(Exercise prompt) For each line of the data below that holds "js逆向", copy the line.

(Dataset excerpts)
-.-.-
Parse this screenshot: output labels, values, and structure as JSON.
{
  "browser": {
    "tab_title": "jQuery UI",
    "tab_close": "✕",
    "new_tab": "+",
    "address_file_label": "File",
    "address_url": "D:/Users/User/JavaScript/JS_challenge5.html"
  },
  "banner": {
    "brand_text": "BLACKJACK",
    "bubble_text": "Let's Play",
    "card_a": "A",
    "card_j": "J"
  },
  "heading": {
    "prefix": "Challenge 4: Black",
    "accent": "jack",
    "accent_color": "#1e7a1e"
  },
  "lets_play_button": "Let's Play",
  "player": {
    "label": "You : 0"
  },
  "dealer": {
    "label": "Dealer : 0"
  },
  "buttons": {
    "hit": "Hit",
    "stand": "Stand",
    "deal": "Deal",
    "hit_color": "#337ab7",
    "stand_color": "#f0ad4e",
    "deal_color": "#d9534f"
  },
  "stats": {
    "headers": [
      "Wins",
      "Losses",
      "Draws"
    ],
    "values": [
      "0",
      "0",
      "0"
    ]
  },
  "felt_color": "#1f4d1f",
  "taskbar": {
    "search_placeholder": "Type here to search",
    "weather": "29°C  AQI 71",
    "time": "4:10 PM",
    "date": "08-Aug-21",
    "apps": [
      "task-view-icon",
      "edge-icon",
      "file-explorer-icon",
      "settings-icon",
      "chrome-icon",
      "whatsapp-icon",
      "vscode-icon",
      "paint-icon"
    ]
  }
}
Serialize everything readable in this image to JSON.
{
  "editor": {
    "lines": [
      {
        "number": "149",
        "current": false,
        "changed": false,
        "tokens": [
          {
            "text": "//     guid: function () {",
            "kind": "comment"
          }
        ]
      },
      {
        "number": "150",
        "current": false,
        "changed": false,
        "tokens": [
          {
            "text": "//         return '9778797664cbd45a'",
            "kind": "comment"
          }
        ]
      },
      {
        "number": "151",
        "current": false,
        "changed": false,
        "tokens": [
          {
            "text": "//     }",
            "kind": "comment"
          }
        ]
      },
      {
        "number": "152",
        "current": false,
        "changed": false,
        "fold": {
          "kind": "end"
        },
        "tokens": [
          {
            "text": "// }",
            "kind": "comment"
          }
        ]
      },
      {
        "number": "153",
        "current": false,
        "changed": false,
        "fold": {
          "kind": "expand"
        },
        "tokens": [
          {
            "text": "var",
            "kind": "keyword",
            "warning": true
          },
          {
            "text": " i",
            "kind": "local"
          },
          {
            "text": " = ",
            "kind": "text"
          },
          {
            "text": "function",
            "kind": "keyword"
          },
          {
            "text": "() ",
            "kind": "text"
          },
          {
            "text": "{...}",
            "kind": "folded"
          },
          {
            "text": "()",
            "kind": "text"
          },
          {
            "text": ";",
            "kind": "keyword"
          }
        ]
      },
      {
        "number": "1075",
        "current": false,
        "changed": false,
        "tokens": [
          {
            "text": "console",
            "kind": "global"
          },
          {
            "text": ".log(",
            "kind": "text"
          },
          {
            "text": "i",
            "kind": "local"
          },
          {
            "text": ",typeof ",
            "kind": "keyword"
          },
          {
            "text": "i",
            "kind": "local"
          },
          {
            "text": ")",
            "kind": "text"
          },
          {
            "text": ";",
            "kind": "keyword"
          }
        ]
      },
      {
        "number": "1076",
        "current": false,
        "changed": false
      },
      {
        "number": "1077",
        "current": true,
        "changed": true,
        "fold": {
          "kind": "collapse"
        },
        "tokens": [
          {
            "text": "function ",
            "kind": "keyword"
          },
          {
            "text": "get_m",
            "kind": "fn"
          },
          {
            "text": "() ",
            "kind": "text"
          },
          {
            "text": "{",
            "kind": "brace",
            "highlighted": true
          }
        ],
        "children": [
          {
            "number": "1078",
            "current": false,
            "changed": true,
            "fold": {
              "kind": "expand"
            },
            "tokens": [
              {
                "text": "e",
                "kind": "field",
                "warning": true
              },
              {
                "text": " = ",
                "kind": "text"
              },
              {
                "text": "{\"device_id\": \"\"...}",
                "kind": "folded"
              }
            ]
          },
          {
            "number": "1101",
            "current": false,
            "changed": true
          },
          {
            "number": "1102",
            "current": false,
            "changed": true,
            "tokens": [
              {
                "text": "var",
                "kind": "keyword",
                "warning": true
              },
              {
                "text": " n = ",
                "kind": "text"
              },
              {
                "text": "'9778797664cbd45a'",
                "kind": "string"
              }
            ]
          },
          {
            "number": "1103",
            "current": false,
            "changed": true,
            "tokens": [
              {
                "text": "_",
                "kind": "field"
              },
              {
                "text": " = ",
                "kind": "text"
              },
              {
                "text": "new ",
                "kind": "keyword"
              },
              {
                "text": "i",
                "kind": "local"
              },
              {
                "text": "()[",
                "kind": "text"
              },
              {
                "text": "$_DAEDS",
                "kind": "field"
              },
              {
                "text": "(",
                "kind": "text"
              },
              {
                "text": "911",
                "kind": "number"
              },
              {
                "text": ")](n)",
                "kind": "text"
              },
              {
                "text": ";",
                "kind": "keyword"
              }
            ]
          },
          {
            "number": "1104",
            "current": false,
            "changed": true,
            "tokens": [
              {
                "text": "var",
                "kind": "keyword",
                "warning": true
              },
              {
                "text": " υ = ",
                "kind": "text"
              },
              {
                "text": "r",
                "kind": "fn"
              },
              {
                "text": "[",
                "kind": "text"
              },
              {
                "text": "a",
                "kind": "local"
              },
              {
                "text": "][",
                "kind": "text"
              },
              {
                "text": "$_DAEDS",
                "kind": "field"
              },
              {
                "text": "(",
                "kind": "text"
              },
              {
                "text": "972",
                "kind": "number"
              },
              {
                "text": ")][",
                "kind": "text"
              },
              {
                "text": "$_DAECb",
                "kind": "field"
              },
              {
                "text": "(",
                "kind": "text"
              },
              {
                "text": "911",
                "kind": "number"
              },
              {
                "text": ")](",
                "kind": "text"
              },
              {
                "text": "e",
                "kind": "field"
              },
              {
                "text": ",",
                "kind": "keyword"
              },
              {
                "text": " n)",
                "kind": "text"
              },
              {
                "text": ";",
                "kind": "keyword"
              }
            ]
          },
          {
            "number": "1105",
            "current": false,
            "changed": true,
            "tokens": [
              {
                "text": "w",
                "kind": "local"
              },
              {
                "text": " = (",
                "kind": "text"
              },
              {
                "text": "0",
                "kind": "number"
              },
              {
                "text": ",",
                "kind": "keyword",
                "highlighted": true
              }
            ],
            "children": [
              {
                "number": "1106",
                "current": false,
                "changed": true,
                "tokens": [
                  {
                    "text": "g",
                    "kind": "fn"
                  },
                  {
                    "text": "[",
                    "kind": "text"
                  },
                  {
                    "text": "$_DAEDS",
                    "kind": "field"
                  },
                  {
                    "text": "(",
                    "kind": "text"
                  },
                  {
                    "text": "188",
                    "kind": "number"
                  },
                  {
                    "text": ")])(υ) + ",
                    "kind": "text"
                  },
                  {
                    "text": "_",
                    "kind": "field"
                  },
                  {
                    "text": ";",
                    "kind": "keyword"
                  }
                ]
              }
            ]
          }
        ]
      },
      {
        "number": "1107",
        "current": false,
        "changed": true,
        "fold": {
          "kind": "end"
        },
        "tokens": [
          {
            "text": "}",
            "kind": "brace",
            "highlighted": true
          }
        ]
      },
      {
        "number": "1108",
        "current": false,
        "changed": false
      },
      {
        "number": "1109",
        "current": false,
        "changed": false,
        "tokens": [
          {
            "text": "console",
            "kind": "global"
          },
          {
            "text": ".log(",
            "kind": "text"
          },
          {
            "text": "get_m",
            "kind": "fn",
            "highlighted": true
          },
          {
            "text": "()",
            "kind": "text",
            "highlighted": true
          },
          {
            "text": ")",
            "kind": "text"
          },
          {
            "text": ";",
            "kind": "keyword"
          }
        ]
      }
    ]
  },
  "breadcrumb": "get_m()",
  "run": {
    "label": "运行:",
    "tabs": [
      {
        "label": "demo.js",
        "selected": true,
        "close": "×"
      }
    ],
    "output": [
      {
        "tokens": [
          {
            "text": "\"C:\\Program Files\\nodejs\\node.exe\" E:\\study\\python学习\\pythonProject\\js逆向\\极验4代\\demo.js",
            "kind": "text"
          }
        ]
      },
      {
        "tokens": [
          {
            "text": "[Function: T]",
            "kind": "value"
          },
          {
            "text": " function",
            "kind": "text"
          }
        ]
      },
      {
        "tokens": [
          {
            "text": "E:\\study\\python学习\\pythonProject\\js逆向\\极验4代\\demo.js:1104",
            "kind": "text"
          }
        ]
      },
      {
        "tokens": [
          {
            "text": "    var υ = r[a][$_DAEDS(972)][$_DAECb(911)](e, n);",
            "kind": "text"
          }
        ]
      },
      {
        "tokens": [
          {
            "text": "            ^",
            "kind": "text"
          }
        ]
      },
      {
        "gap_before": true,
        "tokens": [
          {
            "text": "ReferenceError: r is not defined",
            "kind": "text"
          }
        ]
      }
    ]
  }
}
-.-.-
(Output for this task)
            "text": "\"C:\\Program Files\\nodejs\\node.exe\" E:\\study\\python学习\\pythonProject\\js逆向\\极验4代\\demo.js",
            "text": "E:\\study\\python学习\\pythonProject\\js逆向\\极验4代\\demo.js:1104",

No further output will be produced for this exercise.